What needs to be done>
Show every line of the records that contains the string "interactable", copying each one in full.

Page element annotations
'''
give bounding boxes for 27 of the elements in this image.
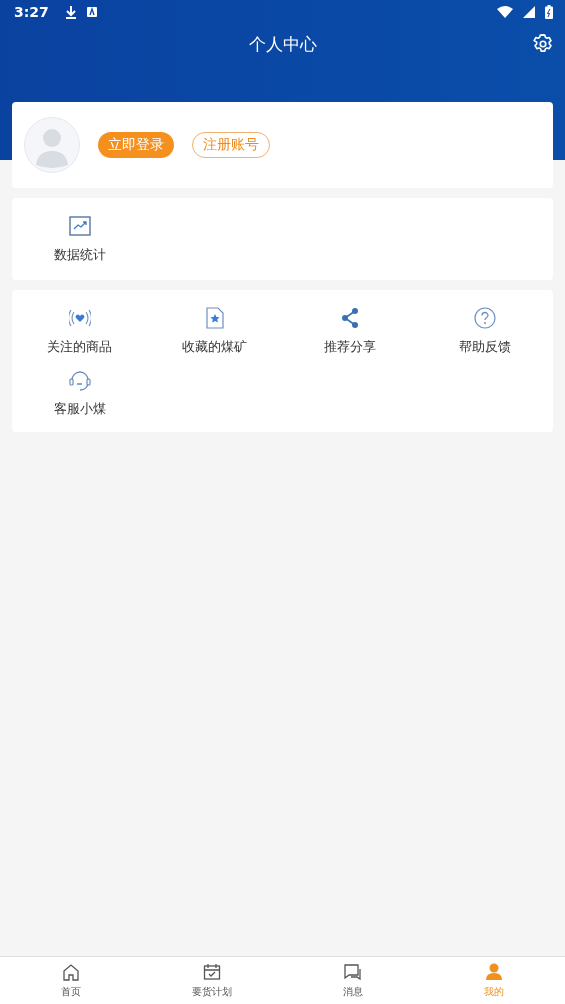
home-icon <box>61 962 80 981</box>
share-icon <box>340 306 361 330</box>
menu-item[interactable]: 帮助反馈 <box>417 306 553 356</box>
settings-icon[interactable] <box>532 33 554 55</box>
tab[interactable]: 消息 <box>282 957 424 1004</box>
tab[interactable]: 首页 <box>0 957 142 1004</box>
calendar-icon <box>202 962 221 981</box>
menu-item[interactable]: 推荐分享 <box>282 306 418 356</box>
download-icon <box>64 5 77 19</box>
menu-item[interactable]: 数据统计 <box>12 214 148 264</box>
chat-icon <box>344 962 363 981</box>
menu-item[interactable]: 收藏的煤矿 <box>147 306 283 356</box>
signal-icon <box>523 6 535 18</box>
menu-item[interactable]: 客服小煤 <box>12 368 148 418</box>
status-time: 3:27 <box>14 4 49 20</box>
star-document-icon <box>205 306 224 330</box>
headset-icon <box>68 368 91 392</box>
help-icon <box>474 306 497 330</box>
menu-item[interactable]: 关注的商品 <box>12 306 148 356</box>
user-icon <box>485 962 504 981</box>
battery-icon <box>545 5 553 19</box>
chart-icon <box>68 214 91 238</box>
avatar-icon <box>24 117 80 173</box>
tab[interactable]: 要货计划 <box>141 957 283 1004</box>
app-notification-icon <box>86 7 97 17</box>
wifi-icon <box>497 6 513 18</box>
page-title: 个人中心 <box>248 32 317 56</box>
'''
Result>
menu-item[interactable]: 帮助反馈 <box>417 306 553 356</box>
settings-icon[interactable] <box>532 33 554 55</box>
tab[interactable]: 消息 <box>282 957 424 1004</box>
tab[interactable]: 首页 <box>0 957 142 1004</box>
menu-item[interactable]: 推荐分享 <box>282 306 418 356</box>
menu-item[interactable]: 数据统计 <box>12 214 148 264</box>
menu-item[interactable]: 收藏的煤矿 <box>147 306 283 356</box>
menu-item[interactable]: 客服小煤 <box>12 368 148 418</box>
menu-item[interactable]: 关注的商品 <box>12 306 148 356</box>
tab[interactable]: 要货计划 <box>141 957 283 1004</box>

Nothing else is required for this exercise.